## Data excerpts

== == ==

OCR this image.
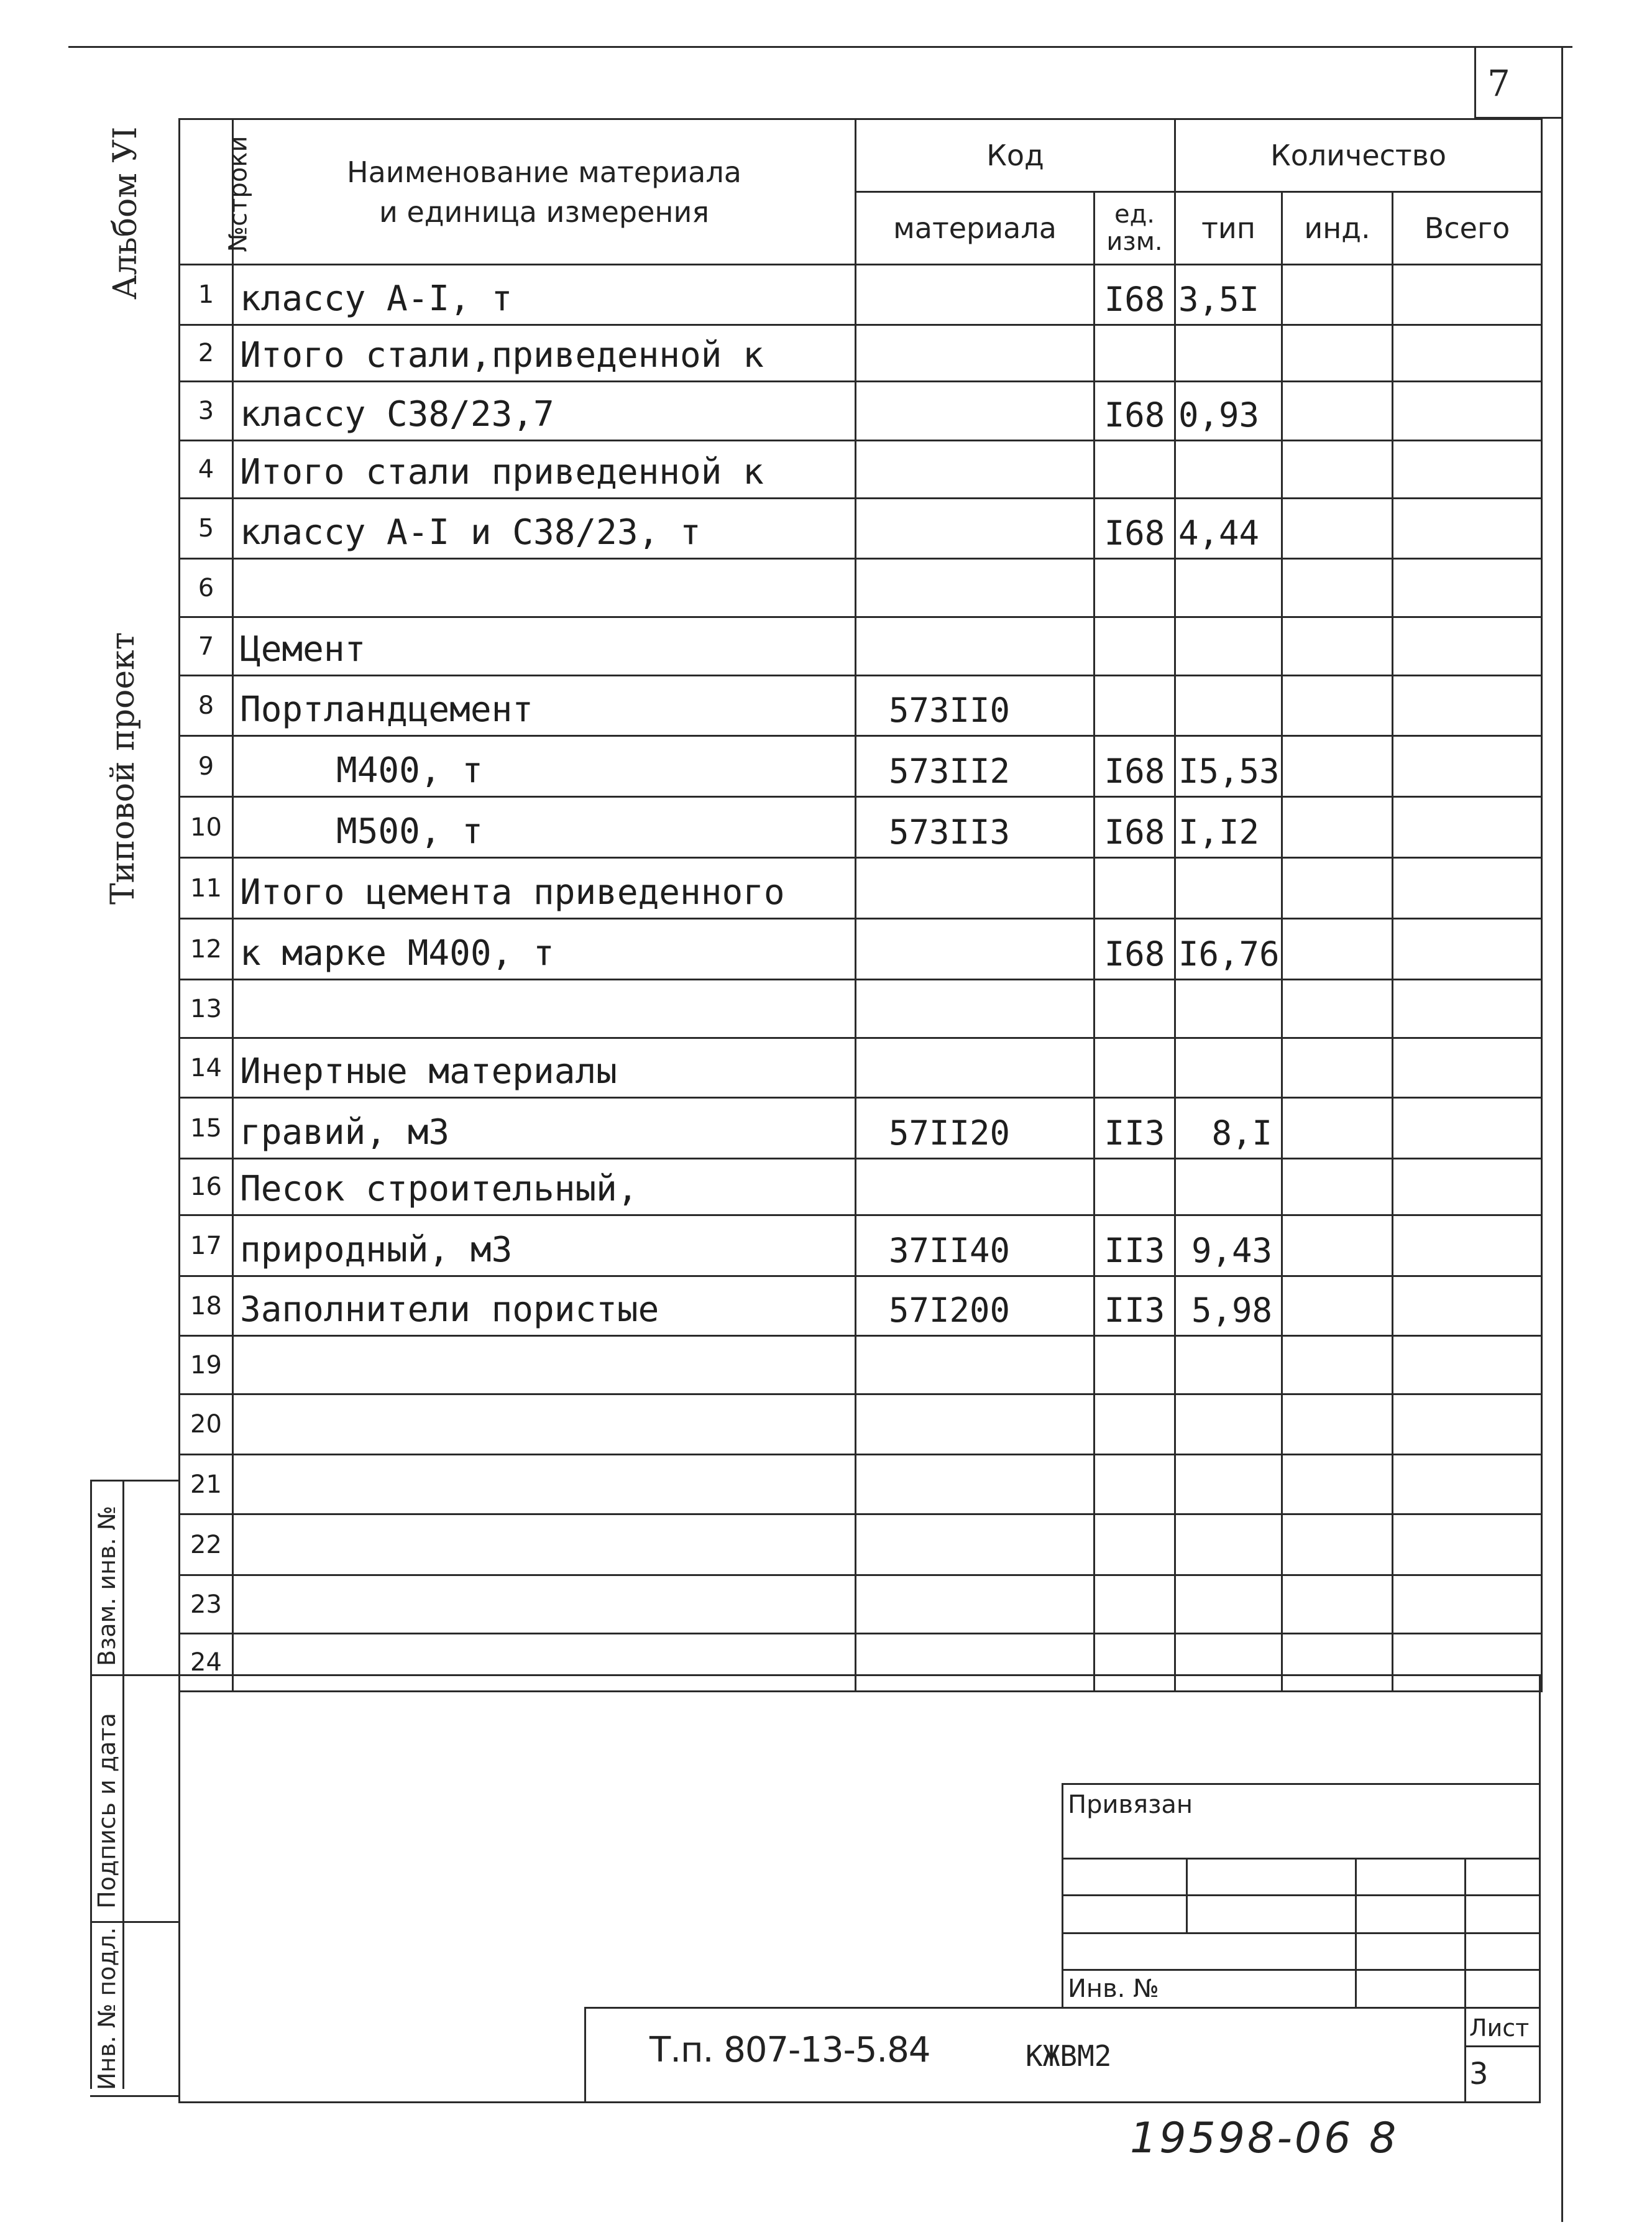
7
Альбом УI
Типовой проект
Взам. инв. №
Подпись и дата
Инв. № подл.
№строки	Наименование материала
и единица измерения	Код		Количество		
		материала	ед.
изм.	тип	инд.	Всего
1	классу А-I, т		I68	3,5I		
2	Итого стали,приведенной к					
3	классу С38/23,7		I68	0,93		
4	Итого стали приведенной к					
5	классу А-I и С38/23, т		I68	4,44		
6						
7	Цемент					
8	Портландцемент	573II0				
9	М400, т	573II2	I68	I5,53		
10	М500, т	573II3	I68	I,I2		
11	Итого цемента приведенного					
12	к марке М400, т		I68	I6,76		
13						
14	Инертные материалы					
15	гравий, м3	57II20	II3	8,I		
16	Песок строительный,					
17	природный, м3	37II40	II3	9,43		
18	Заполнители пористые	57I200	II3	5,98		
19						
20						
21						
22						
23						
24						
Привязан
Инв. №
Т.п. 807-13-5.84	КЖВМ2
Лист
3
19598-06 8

== == ==

## DESCRIPTION OF THE TASK
Word for word, quote the full listing, omitting every picture.

## OUTPUT OF THE TASK
OCR this image.
7
Альбом УI
Типовой проект
Взам. инв. №
Подпись и дата
Инв. № подл.
№строки	Наименование материала
и единица измерения	Код		Количество		
		материала	ед.
изм.	тип	инд.	Всего
1	классу А-I, т		I68	3,5I		
2	Итого стали,приведенной к					
3	классу С38/23,7		I68	0,93		
4	Итого стали приведенной к					
5	классу А-I и С38/23, т		I68	4,44		
6						
7	Цемент					
8	Портландцемент	573II0				
9	М400, т	573II2	I68	I5,53		
10	М500, т	573II3	I68	I,I2		
11	Итого цемента приведенного					
12	к марке М400, т		I68	I6,76		
13						
14	Инертные материалы					
15	гравий, м3	57II20	II3	8,I		
16	Песок строительный,					
17	природный, м3	37II40	II3	9,43		
18	Заполнители пористые	57I200	II3	5,98		
19						
20						
21						
22						
23						
24						
Привязан
Инв. №
Т.п. 807-13-5.84	КЖВМ2
Лист
3
19598-06 8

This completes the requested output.